Friday, December 7, 2012

Lost in the Stars

November has not been documented here.  

It should be enough to say that it was a difficult month.  A brutal month.  But that is what the season calls for.  The leaves fall and the branches are laid bare, the hidden landscape emerges.  A time for reflection and truth. 

And just in time for the season of love and giving.  I am ready for some fun.

But first, I need to share my reaction to a book.

I read Robert Fisk's The Great War for Civilization:  The Conquest of the Middle East, all 1200 pages, and feel like I never have to read another newspaper again.  

History repeats itself, and right now, we're in the part where we don't see history repeating itself.  

In short, I feel strongly affected by his reports of illegal occupations, torture and the use of chemical and nuclear weapons, especially on the innocent.  

Here is a song, quite out of season, that expresses some of what I feel after reading this book.

WARNING:  there are some disturbing images of war in this video.

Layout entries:
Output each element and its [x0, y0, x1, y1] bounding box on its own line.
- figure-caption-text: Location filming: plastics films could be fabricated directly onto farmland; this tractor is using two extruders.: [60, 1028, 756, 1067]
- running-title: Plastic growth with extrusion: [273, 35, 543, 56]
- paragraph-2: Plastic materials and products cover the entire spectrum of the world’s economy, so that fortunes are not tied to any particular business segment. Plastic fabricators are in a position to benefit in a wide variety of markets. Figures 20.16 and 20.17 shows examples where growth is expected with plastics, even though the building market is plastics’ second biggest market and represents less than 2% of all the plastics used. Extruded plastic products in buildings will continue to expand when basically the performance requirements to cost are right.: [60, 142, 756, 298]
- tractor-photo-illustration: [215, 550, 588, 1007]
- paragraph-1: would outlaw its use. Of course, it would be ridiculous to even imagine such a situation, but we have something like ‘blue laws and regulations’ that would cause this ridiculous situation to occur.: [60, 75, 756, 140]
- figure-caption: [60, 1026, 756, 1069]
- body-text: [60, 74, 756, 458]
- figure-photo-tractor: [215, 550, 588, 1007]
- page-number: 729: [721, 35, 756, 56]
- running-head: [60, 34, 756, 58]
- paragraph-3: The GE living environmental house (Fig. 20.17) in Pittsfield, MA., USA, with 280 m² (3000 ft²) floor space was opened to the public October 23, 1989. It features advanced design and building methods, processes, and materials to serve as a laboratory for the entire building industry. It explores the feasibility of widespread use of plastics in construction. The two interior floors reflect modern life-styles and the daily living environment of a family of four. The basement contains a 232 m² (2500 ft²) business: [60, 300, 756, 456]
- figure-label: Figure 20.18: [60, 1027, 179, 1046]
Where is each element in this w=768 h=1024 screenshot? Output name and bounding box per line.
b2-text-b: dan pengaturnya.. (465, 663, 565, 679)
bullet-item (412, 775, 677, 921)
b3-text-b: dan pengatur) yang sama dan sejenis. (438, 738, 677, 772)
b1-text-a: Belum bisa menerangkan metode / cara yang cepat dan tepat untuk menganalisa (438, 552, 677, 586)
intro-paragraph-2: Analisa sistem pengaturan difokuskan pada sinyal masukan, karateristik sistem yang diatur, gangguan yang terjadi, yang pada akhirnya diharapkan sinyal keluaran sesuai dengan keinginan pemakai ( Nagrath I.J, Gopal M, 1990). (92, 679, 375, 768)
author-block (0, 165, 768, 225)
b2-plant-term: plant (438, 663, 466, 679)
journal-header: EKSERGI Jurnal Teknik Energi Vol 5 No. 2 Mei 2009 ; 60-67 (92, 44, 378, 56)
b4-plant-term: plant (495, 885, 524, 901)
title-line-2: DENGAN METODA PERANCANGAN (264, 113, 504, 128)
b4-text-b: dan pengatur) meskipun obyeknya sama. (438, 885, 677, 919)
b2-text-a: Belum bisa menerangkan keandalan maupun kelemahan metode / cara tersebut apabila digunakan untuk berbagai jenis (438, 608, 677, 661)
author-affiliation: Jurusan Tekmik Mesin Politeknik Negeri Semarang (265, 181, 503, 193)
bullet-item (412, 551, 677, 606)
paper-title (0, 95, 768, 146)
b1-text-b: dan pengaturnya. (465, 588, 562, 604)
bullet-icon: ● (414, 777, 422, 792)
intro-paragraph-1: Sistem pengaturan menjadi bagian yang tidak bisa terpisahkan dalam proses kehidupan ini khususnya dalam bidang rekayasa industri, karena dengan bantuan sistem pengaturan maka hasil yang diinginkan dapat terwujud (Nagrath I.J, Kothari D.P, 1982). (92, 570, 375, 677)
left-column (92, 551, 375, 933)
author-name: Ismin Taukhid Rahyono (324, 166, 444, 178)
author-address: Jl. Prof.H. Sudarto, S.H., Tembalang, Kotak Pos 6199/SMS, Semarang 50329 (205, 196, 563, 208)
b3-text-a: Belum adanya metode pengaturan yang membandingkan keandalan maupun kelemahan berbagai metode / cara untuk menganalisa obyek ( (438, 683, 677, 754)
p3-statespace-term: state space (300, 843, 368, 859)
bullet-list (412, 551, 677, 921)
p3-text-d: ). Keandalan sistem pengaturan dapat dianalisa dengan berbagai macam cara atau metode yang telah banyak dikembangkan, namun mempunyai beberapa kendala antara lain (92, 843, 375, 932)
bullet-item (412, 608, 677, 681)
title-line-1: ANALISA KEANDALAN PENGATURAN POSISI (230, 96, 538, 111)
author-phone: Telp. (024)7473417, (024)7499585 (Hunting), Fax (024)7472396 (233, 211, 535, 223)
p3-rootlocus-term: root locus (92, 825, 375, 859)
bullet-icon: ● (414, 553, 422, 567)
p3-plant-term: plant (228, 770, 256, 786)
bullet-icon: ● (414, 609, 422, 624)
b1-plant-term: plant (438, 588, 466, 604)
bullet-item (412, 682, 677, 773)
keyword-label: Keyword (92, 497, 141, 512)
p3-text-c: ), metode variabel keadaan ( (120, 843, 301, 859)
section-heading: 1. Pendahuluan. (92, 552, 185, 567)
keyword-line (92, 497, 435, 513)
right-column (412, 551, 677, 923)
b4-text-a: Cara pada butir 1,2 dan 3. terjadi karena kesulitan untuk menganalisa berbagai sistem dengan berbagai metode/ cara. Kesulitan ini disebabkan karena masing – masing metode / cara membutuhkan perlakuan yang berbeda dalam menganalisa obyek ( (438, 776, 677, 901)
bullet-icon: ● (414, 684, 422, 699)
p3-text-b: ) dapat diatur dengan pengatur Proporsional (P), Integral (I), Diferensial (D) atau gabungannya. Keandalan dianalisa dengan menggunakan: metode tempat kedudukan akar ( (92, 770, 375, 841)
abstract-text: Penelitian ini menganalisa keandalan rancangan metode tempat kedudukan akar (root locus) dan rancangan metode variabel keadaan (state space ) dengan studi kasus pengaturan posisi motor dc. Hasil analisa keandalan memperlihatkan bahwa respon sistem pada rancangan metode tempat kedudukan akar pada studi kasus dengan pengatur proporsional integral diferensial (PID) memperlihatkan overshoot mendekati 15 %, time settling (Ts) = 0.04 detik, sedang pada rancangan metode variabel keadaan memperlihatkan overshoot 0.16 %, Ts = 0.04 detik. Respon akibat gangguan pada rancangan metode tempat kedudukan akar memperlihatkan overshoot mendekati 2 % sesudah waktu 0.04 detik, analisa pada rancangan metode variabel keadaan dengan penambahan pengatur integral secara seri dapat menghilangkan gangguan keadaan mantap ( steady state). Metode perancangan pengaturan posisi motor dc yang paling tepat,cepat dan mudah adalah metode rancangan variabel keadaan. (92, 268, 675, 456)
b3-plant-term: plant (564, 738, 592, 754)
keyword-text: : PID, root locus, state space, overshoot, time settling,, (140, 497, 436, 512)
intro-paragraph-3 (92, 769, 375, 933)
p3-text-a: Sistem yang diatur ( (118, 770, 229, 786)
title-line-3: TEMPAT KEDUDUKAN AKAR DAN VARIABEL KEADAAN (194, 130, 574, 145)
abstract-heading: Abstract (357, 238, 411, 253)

### DIRECTIONS
Decide whether each statement agrees with the blog post, and answer yes or no for each, quoting the words that decide it: (a) The writer read the entire book. (b) November was described in detail in the blog post. (c) The video contains no disturbing images. Rely only on the blog post to answer.

### OUTPUT OF THE TASK
(a) Yes: "all 1200 pages"
(b) No: "November has not been documented here."
(c) No: "there are some disturbing images of war in this video."